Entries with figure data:
-*-*-
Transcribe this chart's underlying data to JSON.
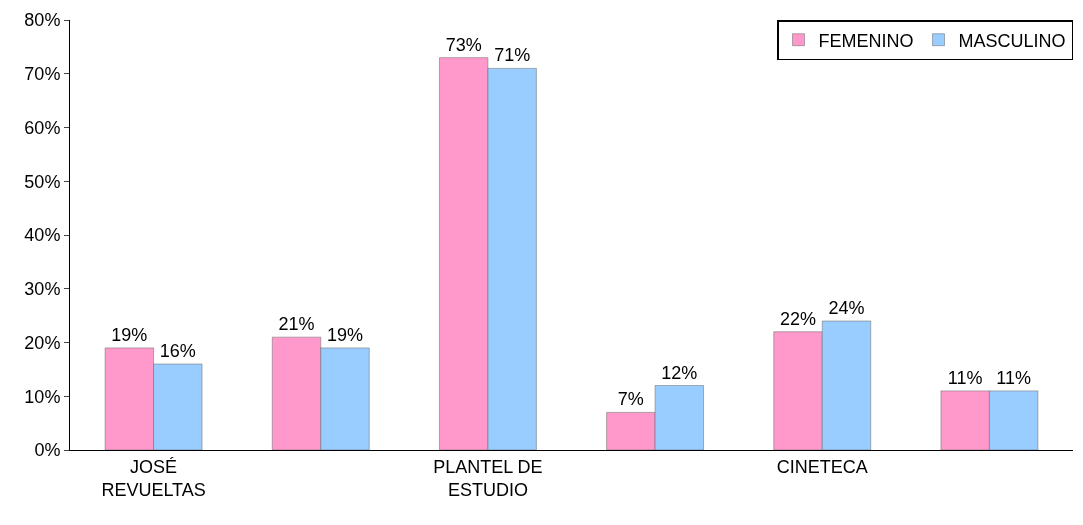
{
  "chart_data": {
    "type": "bar",
    "categories": [
      "JOSÉ REVUELTAS",
      null,
      "PLANTEL DE ESTUDIO",
      null,
      "CINETECA",
      null
    ],
    "series": [
      {
        "name": "FEMENINO",
        "color": "#ff99cc",
        "values": [
          19,
          21,
          73,
          7,
          22,
          11
        ],
        "value_labels": [
          "19%",
          "21%",
          "73%",
          "7%",
          "22%",
          "11%"
        ]
      },
      {
        "name": "MASCULINO",
        "color": "#99ccff",
        "values": [
          16,
          19,
          71,
          12,
          24,
          11
        ],
        "value_labels": [
          "16%",
          "19%",
          "71%",
          "12%",
          "24%",
          "11%"
        ]
      }
    ],
    "ylim": [
      0,
      80
    ],
    "yticks": [
      {
        "value": 0,
        "label": "0%"
      },
      {
        "value": 10,
        "label": "10%"
      },
      {
        "value": 20,
        "label": "20%"
      },
      {
        "value": 30,
        "label": "30%"
      },
      {
        "value": 40,
        "label": "40%"
      },
      {
        "value": 50,
        "label": "50%"
      },
      {
        "value": 60,
        "label": "60%"
      },
      {
        "value": 70,
        "label": "70%"
      },
      {
        "value": 80,
        "label": "80%"
      }
    ],
    "legend": "top right"
  }
}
-*-*-
### The exercise
Output the data exactly. Pictures don't belong in the result.

### Task answer
Transcribe this chart's underlying data to JSON.
{
  "chart_data": {
    "type": "bar",
    "categories": [
      "JOSÉ REVUELTAS",
      null,
      "PLANTEL DE ESTUDIO",
      null,
      "CINETECA",
      null
    ],
    "series": [
      {
        "name": "FEMENINO",
        "color": "#ff99cc",
        "values": [
          19,
          21,
          73,
          7,
          22,
          11
        ],
        "value_labels": [
          "19%",
          "21%",
          "73%",
          "7%",
          "22%",
          "11%"
        ]
      },
      {
        "name": "MASCULINO",
        "color": "#99ccff",
        "values": [
          16,
          19,
          71,
          12,
          24,
          11
        ],
        "value_labels": [
          "16%",
          "19%",
          "71%",
          "12%",
          "24%",
          "11%"
        ]
      }
    ],
    "ylim": [
      0,
      80
    ],
    "yticks": [
      {
        "value": 0,
        "label": "0%"
      },
      {
        "value": 10,
        "label": "10%"
      },
      {
        "value": 20,
        "label": "20%"
      },
      {
        "value": 30,
        "label": "30%"
      },
      {
        "value": 40,
        "label": "40%"
      },
      {
        "value": 50,
        "label": "50%"
      },
      {
        "value": 60,
        "label": "60%"
      },
      {
        "value": 70,
        "label": "70%"
      },
      {
        "value": 80,
        "label": "80%"
      }
    ],
    "legend": "top right"
  }
}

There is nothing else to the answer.